Only the number is wanted: how many lines contain the word "della"?

§ **SUPPLIED MATERIAL**
◆ ◆ ◆

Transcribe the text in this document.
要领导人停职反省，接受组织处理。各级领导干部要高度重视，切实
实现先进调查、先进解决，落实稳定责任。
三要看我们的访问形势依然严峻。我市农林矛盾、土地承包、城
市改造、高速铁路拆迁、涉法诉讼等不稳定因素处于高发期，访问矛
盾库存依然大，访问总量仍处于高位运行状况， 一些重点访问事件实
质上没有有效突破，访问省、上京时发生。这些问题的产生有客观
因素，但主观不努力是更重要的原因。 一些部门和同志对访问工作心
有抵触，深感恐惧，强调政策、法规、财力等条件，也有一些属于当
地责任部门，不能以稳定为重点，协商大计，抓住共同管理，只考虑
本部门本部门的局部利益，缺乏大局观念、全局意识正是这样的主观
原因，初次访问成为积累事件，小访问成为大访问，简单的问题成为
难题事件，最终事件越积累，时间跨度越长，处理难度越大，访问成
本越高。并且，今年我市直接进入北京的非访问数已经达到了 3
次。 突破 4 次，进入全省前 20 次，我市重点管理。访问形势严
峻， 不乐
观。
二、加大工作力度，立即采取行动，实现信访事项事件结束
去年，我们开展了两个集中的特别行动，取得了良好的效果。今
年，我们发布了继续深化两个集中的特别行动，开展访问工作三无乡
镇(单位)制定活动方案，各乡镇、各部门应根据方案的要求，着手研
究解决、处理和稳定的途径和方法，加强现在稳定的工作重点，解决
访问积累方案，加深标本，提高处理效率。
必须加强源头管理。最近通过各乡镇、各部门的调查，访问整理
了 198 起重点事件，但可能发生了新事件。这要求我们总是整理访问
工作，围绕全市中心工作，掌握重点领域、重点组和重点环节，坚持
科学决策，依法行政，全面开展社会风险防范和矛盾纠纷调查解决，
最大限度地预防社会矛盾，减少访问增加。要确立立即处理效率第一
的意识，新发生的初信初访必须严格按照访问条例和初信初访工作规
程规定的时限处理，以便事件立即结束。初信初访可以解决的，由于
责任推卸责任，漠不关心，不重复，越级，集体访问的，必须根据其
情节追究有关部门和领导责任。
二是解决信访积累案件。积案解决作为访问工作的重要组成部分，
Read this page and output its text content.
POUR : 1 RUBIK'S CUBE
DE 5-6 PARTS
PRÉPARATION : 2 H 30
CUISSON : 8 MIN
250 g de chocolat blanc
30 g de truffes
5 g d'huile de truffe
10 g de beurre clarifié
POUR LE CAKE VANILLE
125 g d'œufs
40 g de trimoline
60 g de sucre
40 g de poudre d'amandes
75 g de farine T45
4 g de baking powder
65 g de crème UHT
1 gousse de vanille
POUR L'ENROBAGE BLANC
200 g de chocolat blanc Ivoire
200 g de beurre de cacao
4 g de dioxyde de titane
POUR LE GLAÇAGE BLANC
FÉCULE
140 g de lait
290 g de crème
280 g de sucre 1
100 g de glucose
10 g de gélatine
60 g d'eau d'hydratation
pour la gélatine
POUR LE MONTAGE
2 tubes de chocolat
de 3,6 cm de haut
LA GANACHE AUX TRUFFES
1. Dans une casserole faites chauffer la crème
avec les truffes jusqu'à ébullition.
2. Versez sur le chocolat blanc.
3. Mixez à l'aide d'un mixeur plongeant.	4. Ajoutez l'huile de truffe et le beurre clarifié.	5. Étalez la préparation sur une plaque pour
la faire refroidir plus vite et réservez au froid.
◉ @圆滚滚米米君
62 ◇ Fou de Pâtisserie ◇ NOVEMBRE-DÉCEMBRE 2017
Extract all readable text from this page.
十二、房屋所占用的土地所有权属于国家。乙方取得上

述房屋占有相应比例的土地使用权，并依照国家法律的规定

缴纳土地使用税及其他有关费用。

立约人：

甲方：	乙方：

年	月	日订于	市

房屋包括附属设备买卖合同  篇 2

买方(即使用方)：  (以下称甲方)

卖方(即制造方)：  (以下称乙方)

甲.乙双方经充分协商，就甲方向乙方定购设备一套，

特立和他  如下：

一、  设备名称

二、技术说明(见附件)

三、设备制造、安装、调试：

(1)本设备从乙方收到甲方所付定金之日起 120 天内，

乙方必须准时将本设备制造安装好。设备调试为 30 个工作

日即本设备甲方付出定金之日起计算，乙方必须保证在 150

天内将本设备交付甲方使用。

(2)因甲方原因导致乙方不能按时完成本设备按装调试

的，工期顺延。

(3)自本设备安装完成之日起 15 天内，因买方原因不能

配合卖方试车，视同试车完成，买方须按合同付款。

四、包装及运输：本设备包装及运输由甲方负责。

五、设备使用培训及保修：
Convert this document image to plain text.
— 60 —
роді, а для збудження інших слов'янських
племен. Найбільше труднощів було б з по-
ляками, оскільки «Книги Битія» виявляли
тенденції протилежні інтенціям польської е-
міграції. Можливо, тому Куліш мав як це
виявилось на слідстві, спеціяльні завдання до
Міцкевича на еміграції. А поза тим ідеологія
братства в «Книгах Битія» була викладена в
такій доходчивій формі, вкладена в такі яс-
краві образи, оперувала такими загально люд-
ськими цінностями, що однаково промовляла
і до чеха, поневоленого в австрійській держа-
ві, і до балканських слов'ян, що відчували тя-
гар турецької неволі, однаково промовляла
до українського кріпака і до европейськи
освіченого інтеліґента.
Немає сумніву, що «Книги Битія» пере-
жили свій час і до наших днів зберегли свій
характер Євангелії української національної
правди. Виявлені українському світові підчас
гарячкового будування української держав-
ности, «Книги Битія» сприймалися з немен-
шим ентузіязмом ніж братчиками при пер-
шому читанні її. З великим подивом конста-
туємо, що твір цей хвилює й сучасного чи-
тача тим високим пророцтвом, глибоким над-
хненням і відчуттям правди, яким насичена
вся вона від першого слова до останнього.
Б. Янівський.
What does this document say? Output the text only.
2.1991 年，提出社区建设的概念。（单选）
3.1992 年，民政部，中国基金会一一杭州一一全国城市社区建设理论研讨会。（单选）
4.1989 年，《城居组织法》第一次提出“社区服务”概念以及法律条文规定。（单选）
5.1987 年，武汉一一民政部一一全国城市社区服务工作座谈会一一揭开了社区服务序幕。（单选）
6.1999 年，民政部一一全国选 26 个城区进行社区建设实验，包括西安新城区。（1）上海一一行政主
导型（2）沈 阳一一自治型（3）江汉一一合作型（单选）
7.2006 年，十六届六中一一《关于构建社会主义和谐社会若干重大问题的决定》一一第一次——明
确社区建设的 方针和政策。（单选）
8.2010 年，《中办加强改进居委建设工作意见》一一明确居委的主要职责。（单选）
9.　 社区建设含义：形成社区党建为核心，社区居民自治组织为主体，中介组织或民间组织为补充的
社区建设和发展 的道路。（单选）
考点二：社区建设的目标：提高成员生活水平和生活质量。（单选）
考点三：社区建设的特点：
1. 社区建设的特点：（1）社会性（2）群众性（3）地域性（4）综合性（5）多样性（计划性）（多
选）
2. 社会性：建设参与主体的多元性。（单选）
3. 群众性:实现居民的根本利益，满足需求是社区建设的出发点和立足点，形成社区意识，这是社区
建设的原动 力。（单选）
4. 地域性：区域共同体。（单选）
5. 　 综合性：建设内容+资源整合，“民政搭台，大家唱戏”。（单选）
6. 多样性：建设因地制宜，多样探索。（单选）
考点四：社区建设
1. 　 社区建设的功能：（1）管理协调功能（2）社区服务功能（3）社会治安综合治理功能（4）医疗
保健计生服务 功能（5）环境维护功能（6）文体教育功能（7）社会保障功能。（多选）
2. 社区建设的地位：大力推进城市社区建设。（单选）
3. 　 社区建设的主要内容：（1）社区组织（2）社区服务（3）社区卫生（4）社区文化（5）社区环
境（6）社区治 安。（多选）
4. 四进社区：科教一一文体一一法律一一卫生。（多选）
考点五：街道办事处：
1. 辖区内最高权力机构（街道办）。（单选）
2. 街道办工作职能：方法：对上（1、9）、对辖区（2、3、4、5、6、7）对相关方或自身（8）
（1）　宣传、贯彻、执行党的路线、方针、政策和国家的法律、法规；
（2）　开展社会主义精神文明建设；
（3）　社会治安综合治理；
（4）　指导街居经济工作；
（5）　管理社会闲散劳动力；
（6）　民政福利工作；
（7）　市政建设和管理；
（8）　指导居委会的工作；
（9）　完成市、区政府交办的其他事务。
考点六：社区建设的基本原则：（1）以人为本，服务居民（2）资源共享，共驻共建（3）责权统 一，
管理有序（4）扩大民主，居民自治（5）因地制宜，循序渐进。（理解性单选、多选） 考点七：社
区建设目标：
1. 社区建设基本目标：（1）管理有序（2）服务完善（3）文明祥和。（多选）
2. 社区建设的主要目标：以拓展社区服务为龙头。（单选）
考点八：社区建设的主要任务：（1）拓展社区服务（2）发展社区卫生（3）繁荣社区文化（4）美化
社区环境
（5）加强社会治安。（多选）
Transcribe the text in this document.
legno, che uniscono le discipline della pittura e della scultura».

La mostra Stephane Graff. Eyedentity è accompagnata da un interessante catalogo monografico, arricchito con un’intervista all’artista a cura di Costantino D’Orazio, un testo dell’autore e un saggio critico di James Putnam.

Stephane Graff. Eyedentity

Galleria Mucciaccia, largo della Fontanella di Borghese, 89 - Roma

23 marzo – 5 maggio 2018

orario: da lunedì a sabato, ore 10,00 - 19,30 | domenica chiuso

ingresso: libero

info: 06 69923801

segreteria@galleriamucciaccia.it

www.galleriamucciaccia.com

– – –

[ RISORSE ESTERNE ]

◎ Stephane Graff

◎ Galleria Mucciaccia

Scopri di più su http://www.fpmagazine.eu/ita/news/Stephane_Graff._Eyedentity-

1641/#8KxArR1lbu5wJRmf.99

◆ ◆ ◆

§ **THE OUTPUT**
2